WORK REQUIRED:
Would you quote every entry exactly, dropping only the pictures?

THE DATA:
▬▬▬▬▬▬

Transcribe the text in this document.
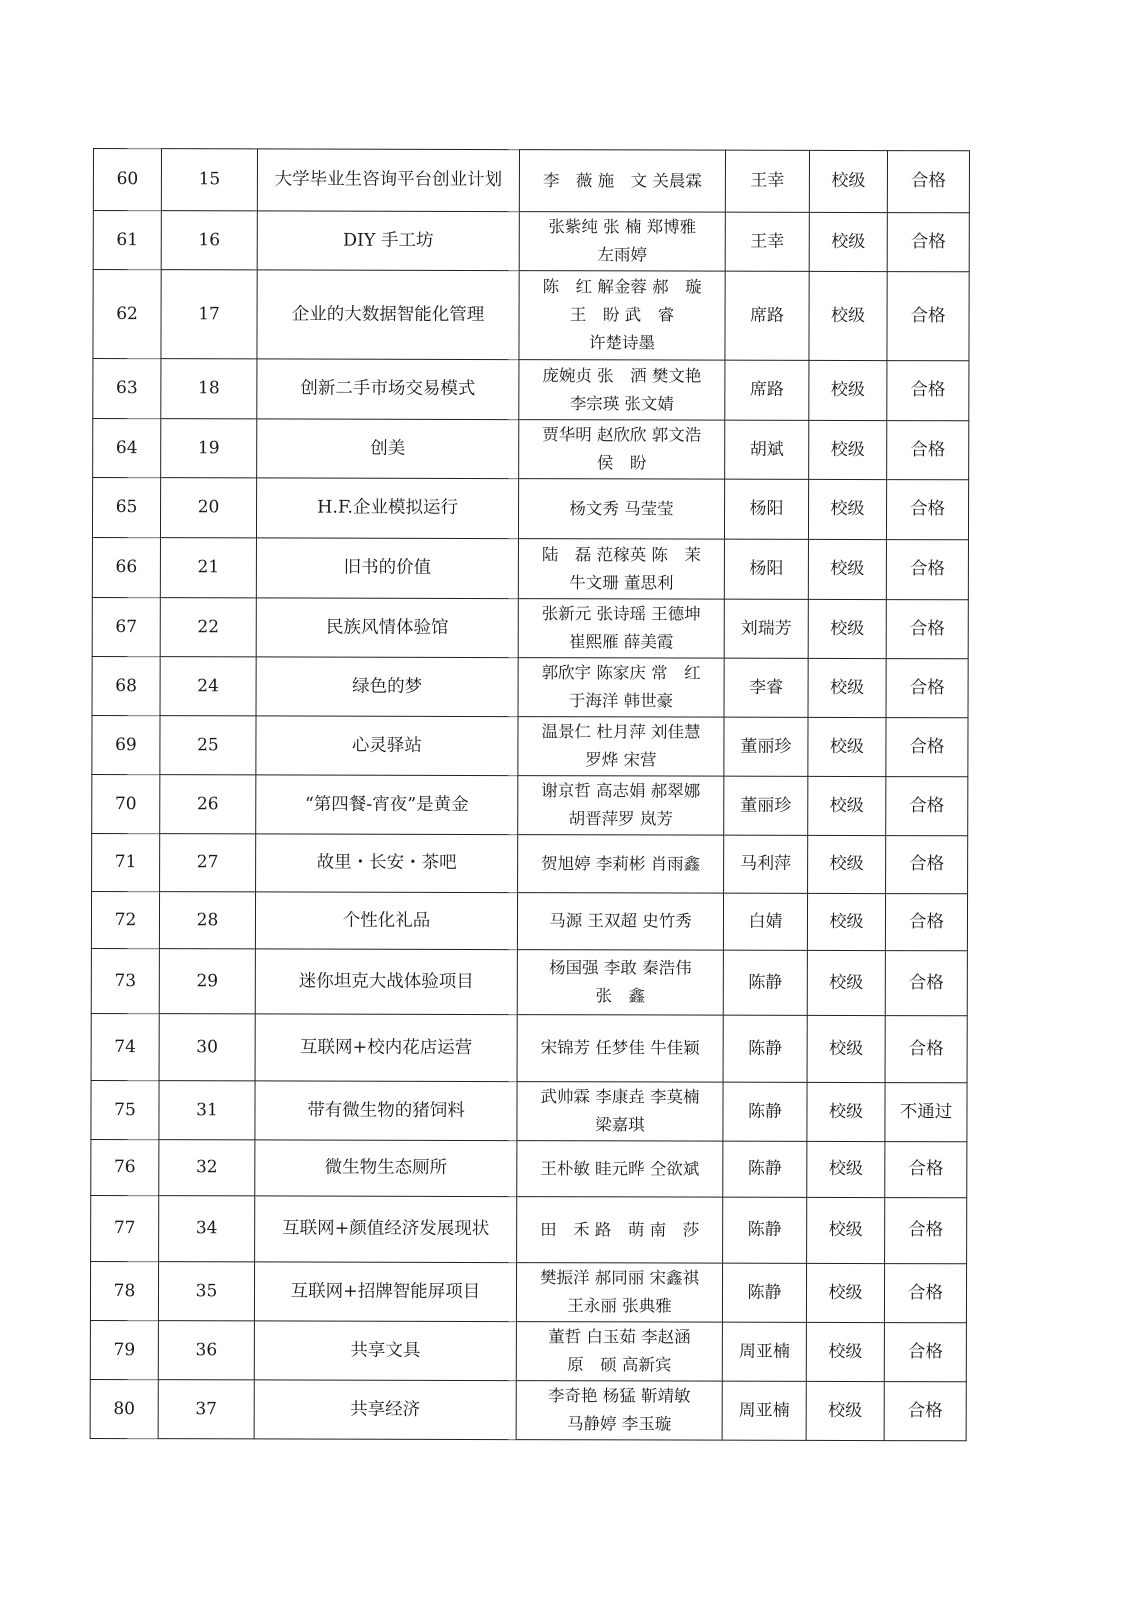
60	15	大学毕业生咨询平台创业计划	李　薇 施　文 关晨霖	王幸	校级	合格
61	16	DIY 手工坊	张紫纯 张 楠 郑博雅
左雨婷	王幸	校级	合格
62	17	企业的大数据智能化管理	陈　红 解金蓉 郝　璇
王　盼 武　睿
许楚诗墨	席路	校级	合格
63	18	创新二手市场交易模式	庞婉贞 张　洒 樊文艳
李宗瑛 张文婧	席路	校级	合格
64	19	创美	贾华明 赵欣欣 郭文浩
侯　盼	胡斌	校级	合格
65	20	H.F.企业模拟运行	杨文秀 马莹莹	杨阳	校级	合格
66	21	旧书的价值	陆　磊 范稼英 陈　茉
牛文珊 董思利	杨阳	校级	合格
67	22	民族风情体验馆	张新元 张诗瑶 王德坤
崔熙雁 薛美霞	刘瑞芳	校级	合格
68	24	绿色的梦	郭欣宇 陈家庆 常　红
于海洋 韩世豪	李睿	校级	合格
69	25	心灵驿站	温景仁 杜月萍 刘佳慧
罗烨 宋营	董丽珍	校级	合格
70	26	“第四餐-宵夜”是黄金	谢京哲 高志娟 郝翠娜
胡晋萍罗 岚芳	董丽珍	校级	合格
71	27	故里・长安・茶吧	贺旭婷 李莉彬 肖雨鑫	马利萍	校级	合格
72	28	个性化礼品	马源 王双超 史竹秀	白婧	校级	合格
73	29	迷你坦克大战体验项目	杨国强 李敢 秦浩伟
张　鑫	陈静	校级	合格
74	30	互联网+校内花店运营	宋锦芳 任梦佳 牛佳颖	陈静	校级	合格
75	31	带有微生物的猪饲料	武帅霖 李康垚 李莫楠
梁嘉琪	陈静	校级	不通过
76	32	微生物生态厕所	王朴敏 眭元晔 仝欲斌	陈静	校级	合格
77	34	互联网+颜值经济发展现状	田　禾 路　萌 南　莎	陈静	校级	合格
78	35	互联网+招牌智能屏项目	樊振洋 郝同丽 宋鑫祺
王永丽 张典雅	陈静	校级	合格
79	36	共享文具	董哲 白玉茹 李赵涵
原　硕 高新宾	周亚楠	校级	合格
80	37	共享经济	李奇艳 杨猛 靳靖敏
马静婷 李玉璇	周亚楠	校级	合格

▬▬▬▬▬▬

SOLUTION:
Transcribe the text in this document.
60	15	大学毕业生咨询平台创业计划	李　薇 施　文 关晨霖	王幸	校级	合格
61	16	DIY 手工坊	张紫纯 张 楠 郑博雅
左雨婷	王幸	校级	合格
62	17	企业的大数据智能化管理	陈　红 解金蓉 郝　璇
王　盼 武　睿
许楚诗墨	席路	校级	合格
63	18	创新二手市场交易模式	庞婉贞 张　洒 樊文艳
李宗瑛 张文婧	席路	校级	合格
64	19	创美	贾华明 赵欣欣 郭文浩
侯　盼	胡斌	校级	合格
65	20	H.F.企业模拟运行	杨文秀 马莹莹	杨阳	校级	合格
66	21	旧书的价值	陆　磊 范稼英 陈　茉
牛文珊 董思利	杨阳	校级	合格
67	22	民族风情体验馆	张新元 张诗瑶 王德坤
崔熙雁 薛美霞	刘瑞芳	校级	合格
68	24	绿色的梦	郭欣宇 陈家庆 常　红
于海洋 韩世豪	李睿	校级	合格
69	25	心灵驿站	温景仁 杜月萍 刘佳慧
罗烨 宋营	董丽珍	校级	合格
70	26	“第四餐-宵夜”是黄金	谢京哲 高志娟 郝翠娜
胡晋萍罗 岚芳	董丽珍	校级	合格
71	27	故里・长安・茶吧	贺旭婷 李莉彬 肖雨鑫	马利萍	校级	合格
72	28	个性化礼品	马源 王双超 史竹秀	白婧	校级	合格
73	29	迷你坦克大战体验项目	杨国强 李敢 秦浩伟
张　鑫	陈静	校级	合格
74	30	互联网+校内花店运营	宋锦芳 任梦佳 牛佳颖	陈静	校级	合格
75	31	带有微生物的猪饲料	武帅霖 李康垚 李莫楠
梁嘉琪	陈静	校级	不通过
76	32	微生物生态厕所	王朴敏 眭元晔 仝欲斌	陈静	校级	合格
77	34	互联网+颜值经济发展现状	田　禾 路　萌 南　莎	陈静	校级	合格
78	35	互联网+招牌智能屏项目	樊振洋 郝同丽 宋鑫祺
王永丽 张典雅	陈静	校级	合格
79	36	共享文具	董哲 白玉茹 李赵涵
原　硕 高新宾	周亚楠	校级	合格
80	37	共享经济	李奇艳 杨猛 靳靖敏
马静婷 李玉璇	周亚楠	校级	合格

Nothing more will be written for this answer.